Task instructions: Reproduce the data without alteration, beginning with its first line and stopping after the line that contains "tick-label: θετικά (228, 415, 269, 432)". Include both of these lines and nothing beyond them.
-------- Extracted records --------
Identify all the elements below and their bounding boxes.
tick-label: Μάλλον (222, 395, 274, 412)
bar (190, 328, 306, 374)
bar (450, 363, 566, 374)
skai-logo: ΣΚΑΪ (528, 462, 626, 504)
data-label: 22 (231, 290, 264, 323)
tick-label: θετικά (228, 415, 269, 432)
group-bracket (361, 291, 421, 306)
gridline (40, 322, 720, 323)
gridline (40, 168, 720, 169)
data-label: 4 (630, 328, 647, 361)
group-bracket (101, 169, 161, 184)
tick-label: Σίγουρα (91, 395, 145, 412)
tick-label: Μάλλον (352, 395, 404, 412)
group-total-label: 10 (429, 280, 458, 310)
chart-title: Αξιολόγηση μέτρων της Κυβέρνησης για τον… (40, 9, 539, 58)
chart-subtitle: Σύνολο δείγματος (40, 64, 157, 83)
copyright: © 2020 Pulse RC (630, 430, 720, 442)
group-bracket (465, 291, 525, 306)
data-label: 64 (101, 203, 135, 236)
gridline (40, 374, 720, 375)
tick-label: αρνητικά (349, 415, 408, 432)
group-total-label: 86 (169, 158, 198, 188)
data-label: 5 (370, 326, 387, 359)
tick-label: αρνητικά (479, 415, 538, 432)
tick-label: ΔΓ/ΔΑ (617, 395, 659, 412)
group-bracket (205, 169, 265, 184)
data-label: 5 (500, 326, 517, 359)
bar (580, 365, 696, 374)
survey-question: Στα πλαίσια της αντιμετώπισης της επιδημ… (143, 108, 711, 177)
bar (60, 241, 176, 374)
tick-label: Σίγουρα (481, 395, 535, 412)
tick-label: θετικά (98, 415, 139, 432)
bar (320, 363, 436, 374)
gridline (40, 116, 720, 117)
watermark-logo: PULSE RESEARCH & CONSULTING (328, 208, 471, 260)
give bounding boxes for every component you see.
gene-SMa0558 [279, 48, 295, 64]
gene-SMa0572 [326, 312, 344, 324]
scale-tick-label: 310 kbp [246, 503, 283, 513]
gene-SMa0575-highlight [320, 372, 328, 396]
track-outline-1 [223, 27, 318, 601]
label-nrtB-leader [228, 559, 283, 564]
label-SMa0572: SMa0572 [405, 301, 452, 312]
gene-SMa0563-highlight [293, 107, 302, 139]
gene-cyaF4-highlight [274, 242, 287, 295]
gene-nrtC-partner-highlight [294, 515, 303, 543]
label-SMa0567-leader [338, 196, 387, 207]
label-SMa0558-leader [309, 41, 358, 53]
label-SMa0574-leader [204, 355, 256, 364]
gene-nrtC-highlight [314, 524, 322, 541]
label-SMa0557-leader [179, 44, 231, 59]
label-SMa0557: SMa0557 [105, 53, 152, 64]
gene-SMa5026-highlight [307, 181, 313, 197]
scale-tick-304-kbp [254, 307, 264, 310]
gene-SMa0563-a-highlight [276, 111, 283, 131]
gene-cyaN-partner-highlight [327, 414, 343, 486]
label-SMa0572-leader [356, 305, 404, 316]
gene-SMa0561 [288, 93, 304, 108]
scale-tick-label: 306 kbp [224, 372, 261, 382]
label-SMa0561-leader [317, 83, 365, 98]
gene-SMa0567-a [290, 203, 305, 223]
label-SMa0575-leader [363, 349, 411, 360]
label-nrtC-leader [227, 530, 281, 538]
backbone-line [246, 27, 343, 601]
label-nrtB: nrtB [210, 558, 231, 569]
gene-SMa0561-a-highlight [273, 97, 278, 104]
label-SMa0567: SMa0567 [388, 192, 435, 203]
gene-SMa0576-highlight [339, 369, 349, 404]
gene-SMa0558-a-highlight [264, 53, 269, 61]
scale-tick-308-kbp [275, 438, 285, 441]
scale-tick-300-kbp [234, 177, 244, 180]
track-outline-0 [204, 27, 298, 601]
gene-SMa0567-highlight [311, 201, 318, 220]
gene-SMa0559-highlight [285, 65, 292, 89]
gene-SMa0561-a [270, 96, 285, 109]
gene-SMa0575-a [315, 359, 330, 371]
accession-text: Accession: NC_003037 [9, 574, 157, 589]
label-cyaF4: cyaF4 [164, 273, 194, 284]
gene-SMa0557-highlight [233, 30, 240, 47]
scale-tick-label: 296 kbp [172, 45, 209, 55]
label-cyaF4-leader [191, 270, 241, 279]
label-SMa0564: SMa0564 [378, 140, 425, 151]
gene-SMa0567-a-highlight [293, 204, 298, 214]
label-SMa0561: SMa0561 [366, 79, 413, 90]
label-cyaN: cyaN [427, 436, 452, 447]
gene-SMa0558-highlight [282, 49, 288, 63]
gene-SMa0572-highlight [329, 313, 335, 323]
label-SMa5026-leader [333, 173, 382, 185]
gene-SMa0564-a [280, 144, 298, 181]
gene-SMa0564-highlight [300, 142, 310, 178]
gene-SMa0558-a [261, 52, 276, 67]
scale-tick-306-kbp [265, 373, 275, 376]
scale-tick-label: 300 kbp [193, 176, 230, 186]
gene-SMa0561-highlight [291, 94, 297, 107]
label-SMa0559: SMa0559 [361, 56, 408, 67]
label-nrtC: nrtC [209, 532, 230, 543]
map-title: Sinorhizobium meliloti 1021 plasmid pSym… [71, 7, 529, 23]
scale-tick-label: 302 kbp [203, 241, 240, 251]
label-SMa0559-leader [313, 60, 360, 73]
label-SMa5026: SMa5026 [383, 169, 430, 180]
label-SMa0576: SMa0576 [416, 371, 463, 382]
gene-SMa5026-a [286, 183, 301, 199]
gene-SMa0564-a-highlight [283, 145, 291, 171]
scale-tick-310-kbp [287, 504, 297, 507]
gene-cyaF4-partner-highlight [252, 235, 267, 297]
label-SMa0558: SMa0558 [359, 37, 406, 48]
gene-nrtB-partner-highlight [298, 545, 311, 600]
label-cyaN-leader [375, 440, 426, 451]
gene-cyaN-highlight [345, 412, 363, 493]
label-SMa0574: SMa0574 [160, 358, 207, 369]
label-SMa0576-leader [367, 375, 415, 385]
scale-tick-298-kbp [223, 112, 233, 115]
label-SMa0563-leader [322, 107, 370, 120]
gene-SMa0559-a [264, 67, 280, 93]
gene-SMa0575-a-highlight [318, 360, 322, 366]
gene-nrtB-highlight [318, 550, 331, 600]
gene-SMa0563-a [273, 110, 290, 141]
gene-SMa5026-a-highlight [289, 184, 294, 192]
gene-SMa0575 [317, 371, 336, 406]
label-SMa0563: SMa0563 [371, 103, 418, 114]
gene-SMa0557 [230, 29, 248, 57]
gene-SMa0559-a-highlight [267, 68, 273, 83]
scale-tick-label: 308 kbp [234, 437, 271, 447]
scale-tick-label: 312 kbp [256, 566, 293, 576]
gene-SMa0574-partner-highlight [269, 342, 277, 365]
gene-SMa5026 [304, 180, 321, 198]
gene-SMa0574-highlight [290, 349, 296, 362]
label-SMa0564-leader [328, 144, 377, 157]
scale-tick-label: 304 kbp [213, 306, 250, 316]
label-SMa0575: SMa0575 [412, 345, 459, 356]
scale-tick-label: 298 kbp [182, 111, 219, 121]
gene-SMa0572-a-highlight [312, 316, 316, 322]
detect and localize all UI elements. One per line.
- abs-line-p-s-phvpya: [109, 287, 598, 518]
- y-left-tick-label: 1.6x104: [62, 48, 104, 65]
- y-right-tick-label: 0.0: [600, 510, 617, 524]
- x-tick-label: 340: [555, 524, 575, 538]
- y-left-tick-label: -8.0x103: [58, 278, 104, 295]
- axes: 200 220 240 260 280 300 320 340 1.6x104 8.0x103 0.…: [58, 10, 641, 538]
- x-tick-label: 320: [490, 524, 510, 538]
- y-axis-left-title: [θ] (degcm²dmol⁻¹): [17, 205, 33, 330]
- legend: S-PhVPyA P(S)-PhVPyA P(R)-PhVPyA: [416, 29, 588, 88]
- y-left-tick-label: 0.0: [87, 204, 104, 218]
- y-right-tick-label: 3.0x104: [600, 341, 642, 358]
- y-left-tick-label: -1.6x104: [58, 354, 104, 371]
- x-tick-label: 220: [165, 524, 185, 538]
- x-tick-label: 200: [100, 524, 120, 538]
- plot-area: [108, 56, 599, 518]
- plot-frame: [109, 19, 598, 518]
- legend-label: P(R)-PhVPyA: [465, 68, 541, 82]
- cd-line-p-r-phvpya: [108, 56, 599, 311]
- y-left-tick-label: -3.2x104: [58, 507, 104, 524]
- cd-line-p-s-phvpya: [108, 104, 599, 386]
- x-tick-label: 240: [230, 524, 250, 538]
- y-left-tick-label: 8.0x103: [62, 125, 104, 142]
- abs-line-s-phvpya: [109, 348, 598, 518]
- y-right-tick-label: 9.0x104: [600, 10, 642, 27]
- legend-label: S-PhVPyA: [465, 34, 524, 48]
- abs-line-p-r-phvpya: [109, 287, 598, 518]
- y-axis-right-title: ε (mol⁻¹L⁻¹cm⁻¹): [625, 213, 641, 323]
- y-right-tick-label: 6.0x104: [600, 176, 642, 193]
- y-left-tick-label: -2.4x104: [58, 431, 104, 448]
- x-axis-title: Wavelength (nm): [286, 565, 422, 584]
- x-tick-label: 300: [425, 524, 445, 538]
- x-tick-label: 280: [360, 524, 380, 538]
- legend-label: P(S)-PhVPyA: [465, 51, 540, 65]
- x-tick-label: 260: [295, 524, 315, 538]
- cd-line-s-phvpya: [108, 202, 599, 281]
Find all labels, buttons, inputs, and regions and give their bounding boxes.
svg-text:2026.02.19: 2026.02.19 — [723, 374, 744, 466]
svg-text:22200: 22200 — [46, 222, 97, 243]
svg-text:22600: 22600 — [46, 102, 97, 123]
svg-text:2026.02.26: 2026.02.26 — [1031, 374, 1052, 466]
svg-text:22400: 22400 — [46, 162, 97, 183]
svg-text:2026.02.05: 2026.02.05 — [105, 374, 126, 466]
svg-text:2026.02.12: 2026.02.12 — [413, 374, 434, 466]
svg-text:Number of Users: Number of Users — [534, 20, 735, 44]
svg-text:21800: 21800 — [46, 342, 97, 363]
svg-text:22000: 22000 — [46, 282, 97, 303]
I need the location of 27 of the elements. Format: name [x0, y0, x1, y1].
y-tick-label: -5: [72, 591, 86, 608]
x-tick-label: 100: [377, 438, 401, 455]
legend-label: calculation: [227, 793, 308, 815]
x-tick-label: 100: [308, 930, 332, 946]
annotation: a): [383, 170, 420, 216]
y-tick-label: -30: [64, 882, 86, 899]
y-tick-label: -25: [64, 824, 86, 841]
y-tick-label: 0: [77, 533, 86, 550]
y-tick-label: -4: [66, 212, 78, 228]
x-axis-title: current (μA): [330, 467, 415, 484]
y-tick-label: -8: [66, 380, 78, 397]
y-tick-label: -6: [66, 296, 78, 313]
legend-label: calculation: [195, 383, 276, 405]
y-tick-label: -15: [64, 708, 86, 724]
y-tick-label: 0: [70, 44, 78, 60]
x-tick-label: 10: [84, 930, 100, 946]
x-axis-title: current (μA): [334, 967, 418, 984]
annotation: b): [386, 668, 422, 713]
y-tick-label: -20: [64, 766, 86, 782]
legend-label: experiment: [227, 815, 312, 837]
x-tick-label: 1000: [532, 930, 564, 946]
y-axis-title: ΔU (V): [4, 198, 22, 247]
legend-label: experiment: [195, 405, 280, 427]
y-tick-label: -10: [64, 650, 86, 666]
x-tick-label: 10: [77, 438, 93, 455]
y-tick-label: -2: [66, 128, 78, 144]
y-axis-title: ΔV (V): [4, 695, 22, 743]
--------
Task result:
Identify all the elements below and their bounding boxes.
tick-label: Μάλλον (222, 395, 274, 412)
bar (190, 328, 306, 374)
bar (450, 363, 566, 374)
skai-logo: ΣΚΑΪ (528, 462, 626, 504)
data-label: 22 (231, 290, 264, 323)
tick-label: θετικά (228, 415, 269, 432)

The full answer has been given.